WORK INSTRUCTIONS: Collect all the lines that mention the word "период".

### PROVIDED ENTRIES

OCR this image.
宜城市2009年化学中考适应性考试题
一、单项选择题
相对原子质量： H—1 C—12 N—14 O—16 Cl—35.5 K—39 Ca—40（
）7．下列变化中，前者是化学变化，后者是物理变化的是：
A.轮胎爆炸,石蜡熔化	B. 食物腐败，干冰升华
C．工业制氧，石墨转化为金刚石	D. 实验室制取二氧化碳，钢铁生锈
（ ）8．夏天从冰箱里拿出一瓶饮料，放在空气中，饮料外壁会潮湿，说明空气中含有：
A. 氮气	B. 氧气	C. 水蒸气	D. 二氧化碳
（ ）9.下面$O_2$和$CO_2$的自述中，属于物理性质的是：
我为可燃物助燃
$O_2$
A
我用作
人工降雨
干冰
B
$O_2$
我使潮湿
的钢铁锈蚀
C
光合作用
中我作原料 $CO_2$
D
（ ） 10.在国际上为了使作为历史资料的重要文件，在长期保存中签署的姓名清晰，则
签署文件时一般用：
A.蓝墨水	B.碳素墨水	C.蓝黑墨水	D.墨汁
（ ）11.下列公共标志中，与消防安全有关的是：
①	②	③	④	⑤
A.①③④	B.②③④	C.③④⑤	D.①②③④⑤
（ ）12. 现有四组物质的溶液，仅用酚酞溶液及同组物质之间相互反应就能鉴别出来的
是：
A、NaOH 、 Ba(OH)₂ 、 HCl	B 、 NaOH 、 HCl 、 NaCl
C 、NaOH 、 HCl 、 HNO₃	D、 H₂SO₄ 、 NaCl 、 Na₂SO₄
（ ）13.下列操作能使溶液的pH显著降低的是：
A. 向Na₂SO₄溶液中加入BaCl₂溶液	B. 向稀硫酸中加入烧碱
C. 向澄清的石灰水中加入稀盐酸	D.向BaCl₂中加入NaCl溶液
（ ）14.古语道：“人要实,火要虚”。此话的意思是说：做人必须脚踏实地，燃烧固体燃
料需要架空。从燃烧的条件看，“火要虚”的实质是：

######
### PROVIDED ENTRIES

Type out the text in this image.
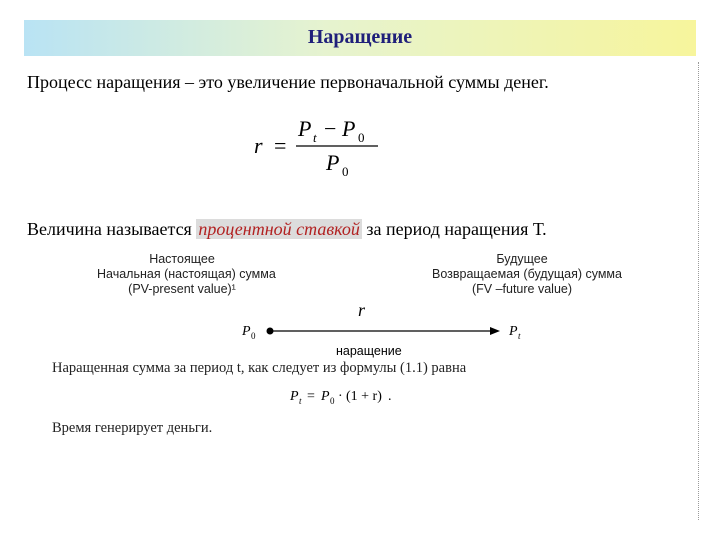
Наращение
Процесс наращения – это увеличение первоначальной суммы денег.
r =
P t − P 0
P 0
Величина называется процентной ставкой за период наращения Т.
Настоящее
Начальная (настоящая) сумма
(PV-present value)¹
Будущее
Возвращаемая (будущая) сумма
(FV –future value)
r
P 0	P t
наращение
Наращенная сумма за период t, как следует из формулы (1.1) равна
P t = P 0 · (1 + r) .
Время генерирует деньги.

######

FINISHED TASK:
Величина называется процентной ставкой за период наращения Т.
Наращенная сумма за период t, как следует из формулы (1.1) равна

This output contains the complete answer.